## REQUIREMENTS
Return every line below as is, leaving out the pictures.

## DATA TO PROCESS
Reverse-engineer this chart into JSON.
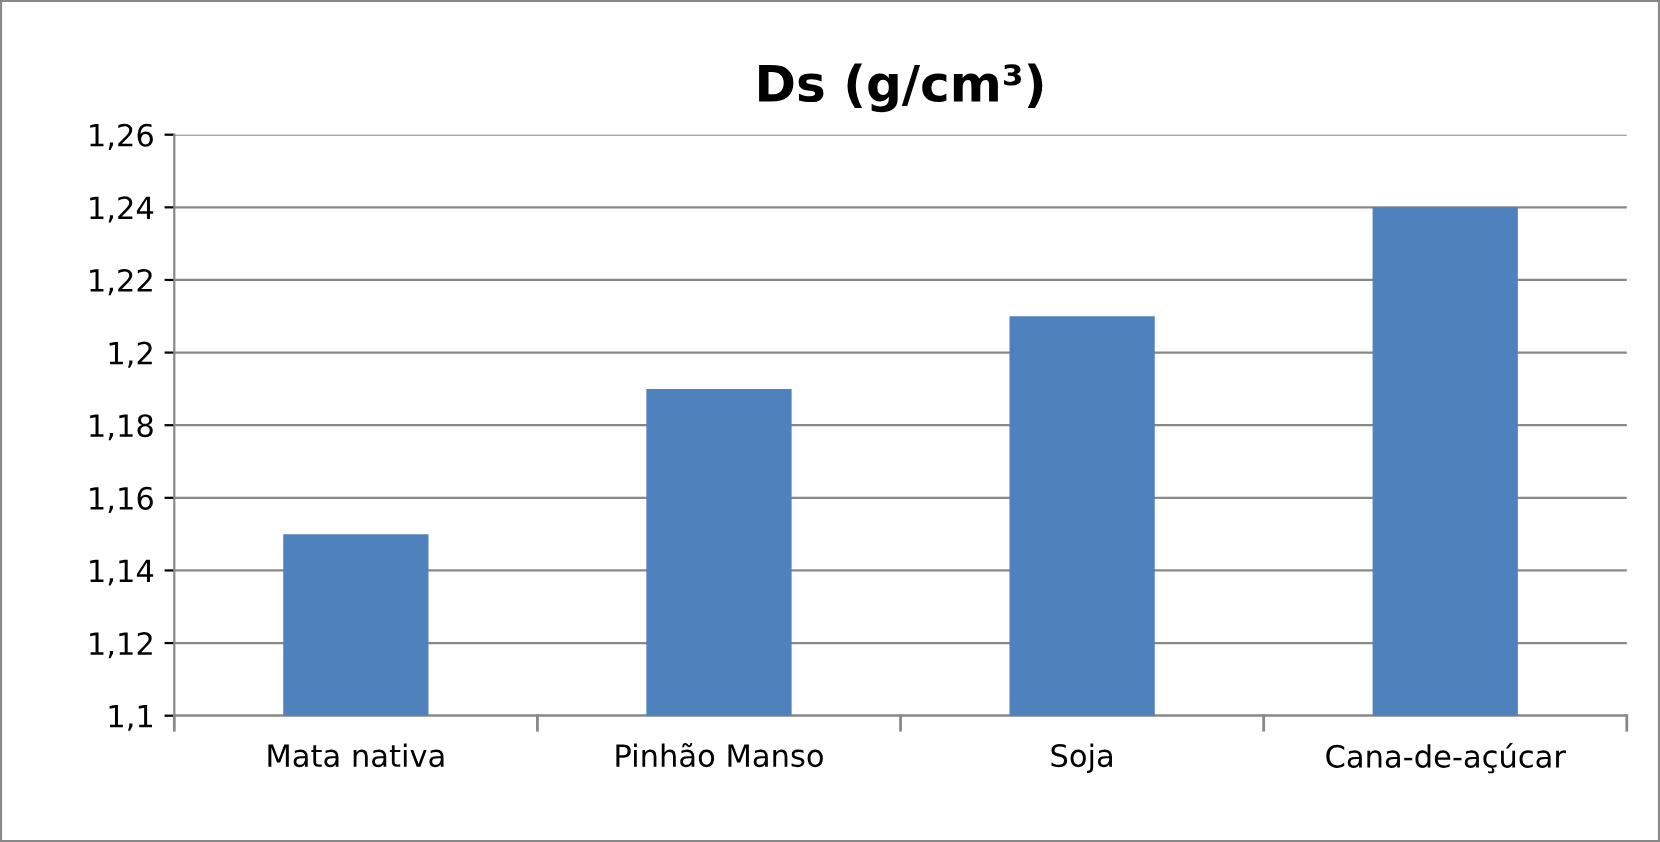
{
  "chart_data": {
    "type": "bar",
    "title": "Ds (g/cm³)",
    "categories": [
      "Mata nativa",
      "Pinhão Manso",
      "Soja",
      "Cana-de-açúcar"
    ],
    "values": [
      1.15,
      1.19,
      1.21,
      1.24
    ],
    "color": "#4f81bd",
    "ylim": [
      1.1,
      1.26
    ],
    "yticks": [
      {
        "value": 1.1,
        "label": "1,1"
      },
      {
        "value": 1.12,
        "label": "1,12"
      },
      {
        "value": 1.14,
        "label": "1,14"
      },
      {
        "value": 1.16,
        "label": "1,16"
      },
      {
        "value": 1.18,
        "label": "1,18"
      },
      {
        "value": 1.2,
        "label": "1,2"
      },
      {
        "value": 1.22,
        "label": "1,22"
      },
      {
        "value": 1.24,
        "label": "1,24"
      },
      {
        "value": 1.26,
        "label": "1,26"
      }
    ],
    "grid": "y",
    "legend": false
  }
}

## EXERCISE RESULT
Reverse-engineer this chart into JSON.
{
  "chart_data": {
    "type": "bar",
    "title": "Ds (g/cm³)",
    "categories": [
      "Mata nativa",
      "Pinhão Manso",
      "Soja",
      "Cana-de-açúcar"
    ],
    "values": [
      1.15,
      1.19,
      1.21,
      1.24
    ],
    "color": "#4f81bd",
    "ylim": [
      1.1,
      1.26
    ],
    "yticks": [
      {
        "value": 1.1,
        "label": "1,1"
      },
      {
        "value": 1.12,
        "label": "1,12"
      },
      {
        "value": 1.14,
        "label": "1,14"
      },
      {
        "value": 1.16,
        "label": "1,16"
      },
      {
        "value": 1.18,
        "label": "1,18"
      },
      {
        "value": 1.2,
        "label": "1,2"
      },
      {
        "value": 1.22,
        "label": "1,22"
      },
      {
        "value": 1.24,
        "label": "1,24"
      },
      {
        "value": 1.26,
        "label": "1,26"
      }
    ],
    "grid": "y",
    "legend": false
  }
}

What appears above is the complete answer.